→ **TO DO**
Which lines in the listing below contain the word "Strawberry"? Copy each of them in full.

* begin RECORDS SHOWN *

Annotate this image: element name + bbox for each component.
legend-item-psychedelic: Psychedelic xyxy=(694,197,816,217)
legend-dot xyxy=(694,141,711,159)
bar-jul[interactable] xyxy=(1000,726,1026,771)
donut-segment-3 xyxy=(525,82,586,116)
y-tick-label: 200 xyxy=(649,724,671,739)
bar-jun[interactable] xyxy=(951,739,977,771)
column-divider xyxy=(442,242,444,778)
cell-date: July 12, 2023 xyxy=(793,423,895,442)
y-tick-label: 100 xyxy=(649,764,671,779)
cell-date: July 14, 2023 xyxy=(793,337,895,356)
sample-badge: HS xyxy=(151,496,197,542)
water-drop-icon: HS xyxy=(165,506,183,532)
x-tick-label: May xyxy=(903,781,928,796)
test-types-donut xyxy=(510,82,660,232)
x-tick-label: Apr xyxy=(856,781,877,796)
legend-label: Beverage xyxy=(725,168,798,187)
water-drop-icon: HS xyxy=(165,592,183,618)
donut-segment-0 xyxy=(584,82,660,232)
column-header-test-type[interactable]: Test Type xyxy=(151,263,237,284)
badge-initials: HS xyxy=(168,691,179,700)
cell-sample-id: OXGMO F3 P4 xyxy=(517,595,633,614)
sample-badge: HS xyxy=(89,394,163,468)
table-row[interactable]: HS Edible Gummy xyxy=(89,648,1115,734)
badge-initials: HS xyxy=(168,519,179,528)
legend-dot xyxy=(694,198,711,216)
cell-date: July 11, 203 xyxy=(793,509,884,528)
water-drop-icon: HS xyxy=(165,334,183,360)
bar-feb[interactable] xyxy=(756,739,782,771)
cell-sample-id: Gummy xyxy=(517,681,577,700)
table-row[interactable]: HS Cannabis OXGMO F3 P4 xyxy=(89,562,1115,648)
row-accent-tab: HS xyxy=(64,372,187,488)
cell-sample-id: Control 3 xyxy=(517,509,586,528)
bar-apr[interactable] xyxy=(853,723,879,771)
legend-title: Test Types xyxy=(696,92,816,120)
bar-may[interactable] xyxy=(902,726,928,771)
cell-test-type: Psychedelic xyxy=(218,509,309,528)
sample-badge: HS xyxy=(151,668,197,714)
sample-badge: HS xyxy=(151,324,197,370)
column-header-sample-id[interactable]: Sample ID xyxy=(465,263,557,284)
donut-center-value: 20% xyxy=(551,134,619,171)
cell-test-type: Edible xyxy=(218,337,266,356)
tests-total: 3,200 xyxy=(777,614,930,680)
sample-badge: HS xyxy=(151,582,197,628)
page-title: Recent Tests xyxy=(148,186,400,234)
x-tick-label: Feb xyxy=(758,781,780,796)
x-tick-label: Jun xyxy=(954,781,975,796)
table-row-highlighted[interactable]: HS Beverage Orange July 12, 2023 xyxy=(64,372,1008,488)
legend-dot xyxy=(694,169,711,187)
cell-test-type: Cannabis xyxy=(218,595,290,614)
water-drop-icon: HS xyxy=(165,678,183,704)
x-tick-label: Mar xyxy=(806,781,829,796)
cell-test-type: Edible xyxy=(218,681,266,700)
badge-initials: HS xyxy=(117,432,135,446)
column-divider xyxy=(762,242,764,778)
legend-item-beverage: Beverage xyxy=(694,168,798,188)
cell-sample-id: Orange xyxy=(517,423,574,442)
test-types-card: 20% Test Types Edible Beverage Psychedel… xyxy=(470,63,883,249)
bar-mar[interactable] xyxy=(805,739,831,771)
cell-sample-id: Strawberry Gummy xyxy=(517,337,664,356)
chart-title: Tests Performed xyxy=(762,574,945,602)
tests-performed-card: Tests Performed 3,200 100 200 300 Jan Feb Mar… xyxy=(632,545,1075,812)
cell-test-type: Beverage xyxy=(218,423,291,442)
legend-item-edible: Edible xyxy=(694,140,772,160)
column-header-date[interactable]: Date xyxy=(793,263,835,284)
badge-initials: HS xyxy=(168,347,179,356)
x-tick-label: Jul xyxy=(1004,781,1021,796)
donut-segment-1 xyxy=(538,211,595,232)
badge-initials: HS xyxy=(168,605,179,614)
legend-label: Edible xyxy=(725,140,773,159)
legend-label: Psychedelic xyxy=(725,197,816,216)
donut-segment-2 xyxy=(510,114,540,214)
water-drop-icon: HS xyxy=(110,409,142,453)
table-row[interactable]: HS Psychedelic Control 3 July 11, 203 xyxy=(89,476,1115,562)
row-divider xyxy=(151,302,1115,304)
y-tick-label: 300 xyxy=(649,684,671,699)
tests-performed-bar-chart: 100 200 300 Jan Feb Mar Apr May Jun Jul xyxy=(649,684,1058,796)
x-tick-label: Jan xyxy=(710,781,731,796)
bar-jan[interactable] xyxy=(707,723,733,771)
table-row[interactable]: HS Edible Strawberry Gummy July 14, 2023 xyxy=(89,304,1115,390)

* end RECORDS SHOWN *

→ **RESPONSE BELOW**
cell-sample-id: Strawberry Gummy xyxy=(517,337,664,356)
table-row[interactable]: HS Edible Strawberry Gummy July 14, 2023 xyxy=(89,304,1115,390)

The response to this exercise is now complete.